_Source passage_:
On a side note, the convolutions (both in Caffe and Torch, if I see correctly) all have a bias term, but that will be rendered meaningless by the following batch normalization.

liuzhuang13 commented 8 years ago

Yeah, the learnable beta should be there. I'll correct it, thanks for pointing out.

In the Torch code, we followed fb.resnet.torch's initialization. If the cudnn version >4.0 I think there's no bias, check this line https://github.com/liuzhuang13/DenseNet/blob/master/densenet.lua#L87

f0k commented 8 years ago

https://github.com/liuzhuang13/DenseNet/blob/master/densenet.lua#L87

:+1: Didn't see this (I don't know Torch, didn't expect a way to change this globally). You should probably still add bias_term=False in the Caffe model then.

I've written a Lasagne implementation for the CIFAR-10 experiments: https://github.com/Lasagne/Recipes/pull/84 I noticed that your 40-layer network has 41 layers with trainable weights (40 convolutions, one dense layer). And I'm getting more parameters than you (1.2M instead of 1.0M for the smallest network) -- maybe I'm doing something wrong. Let's see if I can reproduce the results. Cheers!

_Records_:
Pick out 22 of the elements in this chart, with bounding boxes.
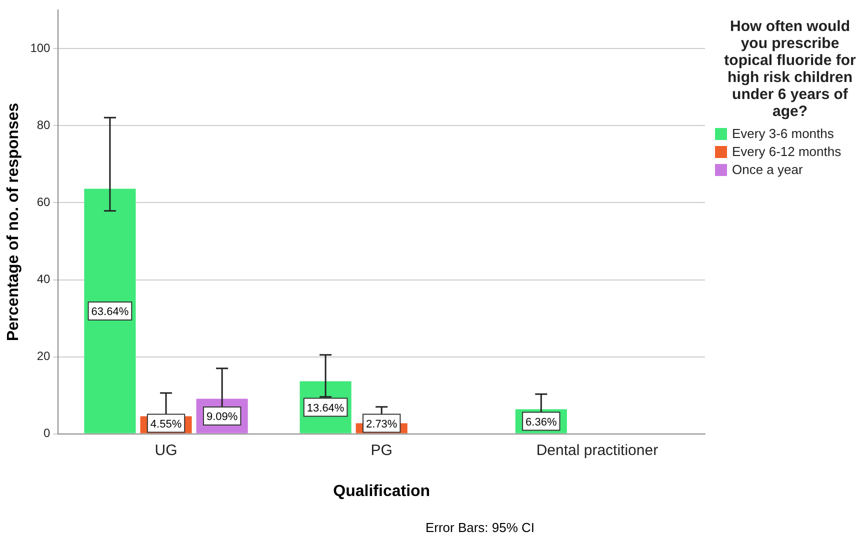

* * *

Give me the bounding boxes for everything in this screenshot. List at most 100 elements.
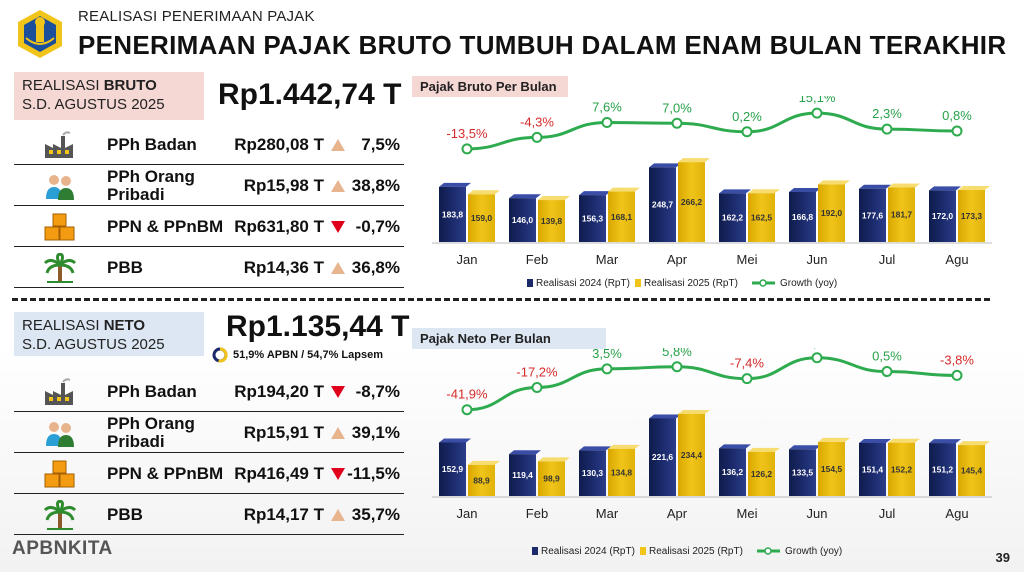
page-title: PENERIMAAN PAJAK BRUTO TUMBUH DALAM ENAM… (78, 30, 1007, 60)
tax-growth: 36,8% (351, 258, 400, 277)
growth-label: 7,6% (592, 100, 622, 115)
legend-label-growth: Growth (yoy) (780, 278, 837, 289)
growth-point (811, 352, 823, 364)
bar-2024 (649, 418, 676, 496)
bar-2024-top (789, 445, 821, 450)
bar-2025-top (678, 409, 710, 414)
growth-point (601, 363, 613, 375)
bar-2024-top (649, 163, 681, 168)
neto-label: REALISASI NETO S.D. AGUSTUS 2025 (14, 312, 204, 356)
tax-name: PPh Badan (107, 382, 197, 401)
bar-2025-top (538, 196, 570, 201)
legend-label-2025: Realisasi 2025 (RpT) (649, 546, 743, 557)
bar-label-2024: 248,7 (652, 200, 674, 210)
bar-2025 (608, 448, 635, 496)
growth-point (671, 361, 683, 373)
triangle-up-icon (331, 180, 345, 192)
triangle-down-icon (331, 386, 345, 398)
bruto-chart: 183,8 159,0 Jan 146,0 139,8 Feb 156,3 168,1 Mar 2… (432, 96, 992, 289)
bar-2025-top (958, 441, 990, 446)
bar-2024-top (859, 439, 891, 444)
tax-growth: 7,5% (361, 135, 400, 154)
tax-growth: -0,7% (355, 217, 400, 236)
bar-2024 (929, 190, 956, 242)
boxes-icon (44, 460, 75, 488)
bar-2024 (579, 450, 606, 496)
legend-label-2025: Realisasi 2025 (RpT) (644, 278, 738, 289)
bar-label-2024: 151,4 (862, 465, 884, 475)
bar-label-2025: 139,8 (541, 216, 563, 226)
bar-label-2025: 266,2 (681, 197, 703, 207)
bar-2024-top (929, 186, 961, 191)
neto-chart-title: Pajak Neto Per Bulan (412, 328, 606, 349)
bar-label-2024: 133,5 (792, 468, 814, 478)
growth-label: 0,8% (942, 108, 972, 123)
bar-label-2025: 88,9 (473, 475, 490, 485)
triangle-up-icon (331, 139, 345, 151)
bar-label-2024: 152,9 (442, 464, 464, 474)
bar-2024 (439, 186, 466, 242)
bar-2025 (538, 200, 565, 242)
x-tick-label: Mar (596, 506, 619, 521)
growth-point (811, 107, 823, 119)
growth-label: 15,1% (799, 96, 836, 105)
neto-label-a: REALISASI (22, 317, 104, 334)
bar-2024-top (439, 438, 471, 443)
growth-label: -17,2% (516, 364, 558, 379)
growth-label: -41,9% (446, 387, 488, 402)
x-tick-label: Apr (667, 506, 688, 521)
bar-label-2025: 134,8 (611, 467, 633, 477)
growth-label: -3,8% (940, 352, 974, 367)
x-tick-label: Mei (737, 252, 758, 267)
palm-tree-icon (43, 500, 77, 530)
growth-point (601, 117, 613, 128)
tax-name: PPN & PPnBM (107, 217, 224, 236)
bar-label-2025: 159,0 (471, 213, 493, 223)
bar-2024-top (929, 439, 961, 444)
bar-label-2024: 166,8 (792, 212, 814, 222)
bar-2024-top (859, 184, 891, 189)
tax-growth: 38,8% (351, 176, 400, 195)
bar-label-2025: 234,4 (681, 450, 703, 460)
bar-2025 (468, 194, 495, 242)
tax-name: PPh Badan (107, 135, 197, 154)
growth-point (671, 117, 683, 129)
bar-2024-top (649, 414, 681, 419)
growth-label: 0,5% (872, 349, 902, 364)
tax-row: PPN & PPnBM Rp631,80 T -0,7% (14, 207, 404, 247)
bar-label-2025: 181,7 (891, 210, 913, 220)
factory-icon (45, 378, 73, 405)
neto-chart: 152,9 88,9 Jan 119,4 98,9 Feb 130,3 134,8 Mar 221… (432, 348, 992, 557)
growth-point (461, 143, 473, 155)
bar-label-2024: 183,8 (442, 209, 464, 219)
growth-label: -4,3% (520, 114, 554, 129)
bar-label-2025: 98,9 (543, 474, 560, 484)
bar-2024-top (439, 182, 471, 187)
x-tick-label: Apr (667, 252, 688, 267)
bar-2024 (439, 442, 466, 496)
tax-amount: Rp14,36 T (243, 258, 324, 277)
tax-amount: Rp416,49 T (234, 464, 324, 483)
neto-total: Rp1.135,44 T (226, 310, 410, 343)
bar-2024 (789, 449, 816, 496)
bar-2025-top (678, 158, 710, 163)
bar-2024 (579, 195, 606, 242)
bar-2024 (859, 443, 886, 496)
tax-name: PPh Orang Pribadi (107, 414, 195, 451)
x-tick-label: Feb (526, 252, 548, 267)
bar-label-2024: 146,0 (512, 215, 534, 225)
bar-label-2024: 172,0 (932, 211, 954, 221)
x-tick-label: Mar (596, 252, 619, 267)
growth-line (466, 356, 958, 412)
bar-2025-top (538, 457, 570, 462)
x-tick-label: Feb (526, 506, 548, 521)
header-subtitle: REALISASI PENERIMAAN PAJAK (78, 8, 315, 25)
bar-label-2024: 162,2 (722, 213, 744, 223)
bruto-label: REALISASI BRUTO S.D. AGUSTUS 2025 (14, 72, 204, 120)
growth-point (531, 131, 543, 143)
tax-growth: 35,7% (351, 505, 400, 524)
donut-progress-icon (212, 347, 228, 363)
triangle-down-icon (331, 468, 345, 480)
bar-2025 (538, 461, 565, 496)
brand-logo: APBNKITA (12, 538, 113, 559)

_Task requirements_:
Write out the stretch of the DenseNet thread that opens with the words containing "On a side note, the" and closes with "for pointing out.".

_Exercise solution_:
On a side note, the convolutions (both in Caffe and Torch, if I see correctly) all have a bias term, but that will be rendered meaningless by the following batch normalization.

liuzhuang13 commented 8 years ago

Yeah, the learnable beta should be there. I'll correct it, thanks for pointing out.